## Exercise objective
Will you print the material below without altering a single character?

## Input data
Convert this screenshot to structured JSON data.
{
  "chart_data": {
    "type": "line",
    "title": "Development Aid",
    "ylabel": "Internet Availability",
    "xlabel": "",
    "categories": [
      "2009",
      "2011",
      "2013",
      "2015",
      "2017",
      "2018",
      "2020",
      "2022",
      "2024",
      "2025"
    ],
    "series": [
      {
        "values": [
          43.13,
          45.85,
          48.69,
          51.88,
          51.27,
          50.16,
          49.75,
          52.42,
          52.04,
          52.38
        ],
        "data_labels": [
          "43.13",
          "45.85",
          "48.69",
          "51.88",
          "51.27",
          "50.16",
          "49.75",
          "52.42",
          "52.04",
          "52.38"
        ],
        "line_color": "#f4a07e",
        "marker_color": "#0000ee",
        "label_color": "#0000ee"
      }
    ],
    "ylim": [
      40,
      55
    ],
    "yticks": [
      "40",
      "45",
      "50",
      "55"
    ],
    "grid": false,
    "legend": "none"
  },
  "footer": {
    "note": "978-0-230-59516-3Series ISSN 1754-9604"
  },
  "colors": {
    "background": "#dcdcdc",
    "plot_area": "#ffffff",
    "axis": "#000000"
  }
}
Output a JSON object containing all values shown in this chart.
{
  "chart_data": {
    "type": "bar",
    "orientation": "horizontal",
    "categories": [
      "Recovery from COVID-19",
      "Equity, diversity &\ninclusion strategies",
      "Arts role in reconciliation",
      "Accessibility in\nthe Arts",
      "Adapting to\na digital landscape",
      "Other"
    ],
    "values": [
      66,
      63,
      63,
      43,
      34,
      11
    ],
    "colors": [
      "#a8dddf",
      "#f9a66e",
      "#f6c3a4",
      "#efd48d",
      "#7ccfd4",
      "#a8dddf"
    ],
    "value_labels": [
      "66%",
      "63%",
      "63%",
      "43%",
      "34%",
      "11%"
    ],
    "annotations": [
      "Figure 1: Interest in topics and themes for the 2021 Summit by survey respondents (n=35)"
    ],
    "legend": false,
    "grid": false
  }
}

## The output
Convert this screenshot to structured JSON data.
{
  "chart_data": {
    "type": "line",
    "title": "Development Aid",
    "ylabel": "Internet Availability",
    "xlabel": "",
    "categories": [
      "2009",
      "2011",
      "2013",
      "2015",
      "2017",
      "2018",
      "2020",
      "2022",
      "2024",
      "2025"
    ],
    "series": [
      {
        "values": [
          43.13,
          45.85,
          48.69,
          51.88,
          51.27,
          50.16,
          49.75,
          52.42,
          52.04,
          52.38
        ],
        "data_labels": [
          "43.13",
          "45.85",
          "48.69",
          "51.88",
          "51.27",
          "50.16",
          "49.75",
          "52.42",
          "52.04",
          "52.38"
        ],
        "line_color": "#f4a07e",
        "marker_color": "#0000ee",
        "label_color": "#0000ee"
      }
    ],
    "ylim": [
      40,
      55
    ],
    "yticks": [
      "40",
      "45",
      "50",
      "55"
    ],
    "grid": false,
    "legend": "none"
  },
  "footer": {
    "note": "978-0-230-59516-3Series ISSN 1754-9604"
  },
  "colors": {
    "background": "#dcdcdc",
    "plot_area": "#ffffff",
    "axis": "#000000"
  }
}
Output a JSON object containing all values shown in this chart.
{
  "chart_data": {
    "type": "bar",
    "orientation": "horizontal",
    "categories": [
      "Recovery from COVID-19",
      "Equity, diversity &\ninclusion strategies",
      "Arts role in reconciliation",
      "Accessibility in\nthe Arts",
      "Adapting to\na digital landscape",
      "Other"
    ],
    "values": [
      66,
      63,
      63,
      43,
      34,
      11
    ],
    "colors": [
      "#a8dddf",
      "#f9a66e",
      "#f6c3a4",
      "#efd48d",
      "#7ccfd4",
      "#a8dddf"
    ],
    "value_labels": [
      "66%",
      "63%",
      "63%",
      "43%",
      "34%",
      "11%"
    ],
    "annotations": [
      "Figure 1: Interest in topics and themes for the 2021 Summit by survey respondents (n=35)"
    ],
    "legend": false,
    "grid": false
  }
}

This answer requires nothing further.